### EXERCISE DIRECTIONS
Select every line below containing the word "光大期货能化商品日报".

--- Begin EXERCISE MATERIALS ---

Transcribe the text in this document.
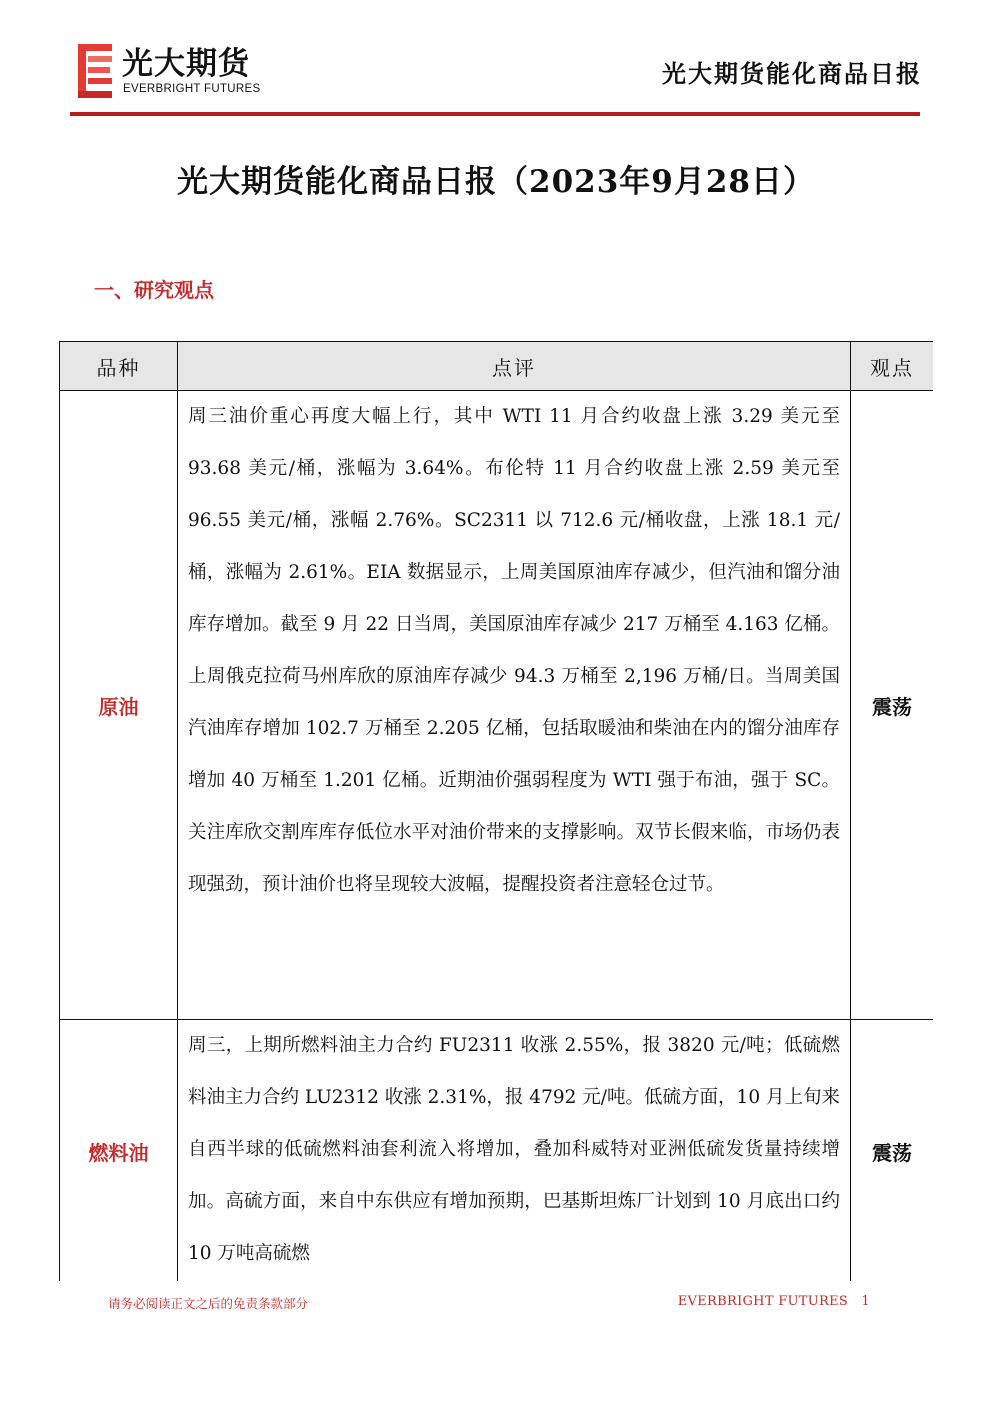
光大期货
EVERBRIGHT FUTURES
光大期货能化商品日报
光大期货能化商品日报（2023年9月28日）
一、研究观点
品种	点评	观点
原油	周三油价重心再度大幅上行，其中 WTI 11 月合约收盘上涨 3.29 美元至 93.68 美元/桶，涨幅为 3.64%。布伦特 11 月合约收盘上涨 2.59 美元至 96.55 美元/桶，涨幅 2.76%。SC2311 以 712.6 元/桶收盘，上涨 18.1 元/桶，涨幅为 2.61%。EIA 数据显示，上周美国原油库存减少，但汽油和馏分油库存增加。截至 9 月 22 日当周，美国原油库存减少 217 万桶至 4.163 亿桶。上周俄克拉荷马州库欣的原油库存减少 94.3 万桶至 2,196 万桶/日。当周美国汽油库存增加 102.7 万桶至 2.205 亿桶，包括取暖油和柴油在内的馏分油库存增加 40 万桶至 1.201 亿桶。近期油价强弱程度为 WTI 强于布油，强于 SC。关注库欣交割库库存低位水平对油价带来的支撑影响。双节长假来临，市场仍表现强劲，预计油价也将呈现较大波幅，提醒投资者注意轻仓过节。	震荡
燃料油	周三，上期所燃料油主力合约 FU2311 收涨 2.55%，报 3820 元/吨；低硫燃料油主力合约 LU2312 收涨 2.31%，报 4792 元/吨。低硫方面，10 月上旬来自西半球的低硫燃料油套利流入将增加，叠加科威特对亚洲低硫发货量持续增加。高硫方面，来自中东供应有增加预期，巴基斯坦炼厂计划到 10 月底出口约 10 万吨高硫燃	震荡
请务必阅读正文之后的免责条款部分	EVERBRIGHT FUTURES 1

--- End EXERCISE MATERIALS ---
--- Begin EXERCISE MATERIALS ---

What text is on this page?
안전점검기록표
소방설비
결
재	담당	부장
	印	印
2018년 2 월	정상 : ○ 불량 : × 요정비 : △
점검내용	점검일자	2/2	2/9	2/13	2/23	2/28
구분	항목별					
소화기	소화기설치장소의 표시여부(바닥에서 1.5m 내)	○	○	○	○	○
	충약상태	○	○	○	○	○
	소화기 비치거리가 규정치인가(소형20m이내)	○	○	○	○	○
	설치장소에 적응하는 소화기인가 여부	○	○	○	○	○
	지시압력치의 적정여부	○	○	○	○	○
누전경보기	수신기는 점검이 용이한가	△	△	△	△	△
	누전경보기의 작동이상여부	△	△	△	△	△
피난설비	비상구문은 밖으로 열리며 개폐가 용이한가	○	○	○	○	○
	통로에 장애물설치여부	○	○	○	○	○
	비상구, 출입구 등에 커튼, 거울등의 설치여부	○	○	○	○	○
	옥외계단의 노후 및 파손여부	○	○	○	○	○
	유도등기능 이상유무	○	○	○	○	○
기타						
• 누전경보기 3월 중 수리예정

--- End EXERCISE MATERIALS ---

### COMPLETE RESPONSE
光大期货能化商品日报
光大期货能化商品日报（2023年9月28日）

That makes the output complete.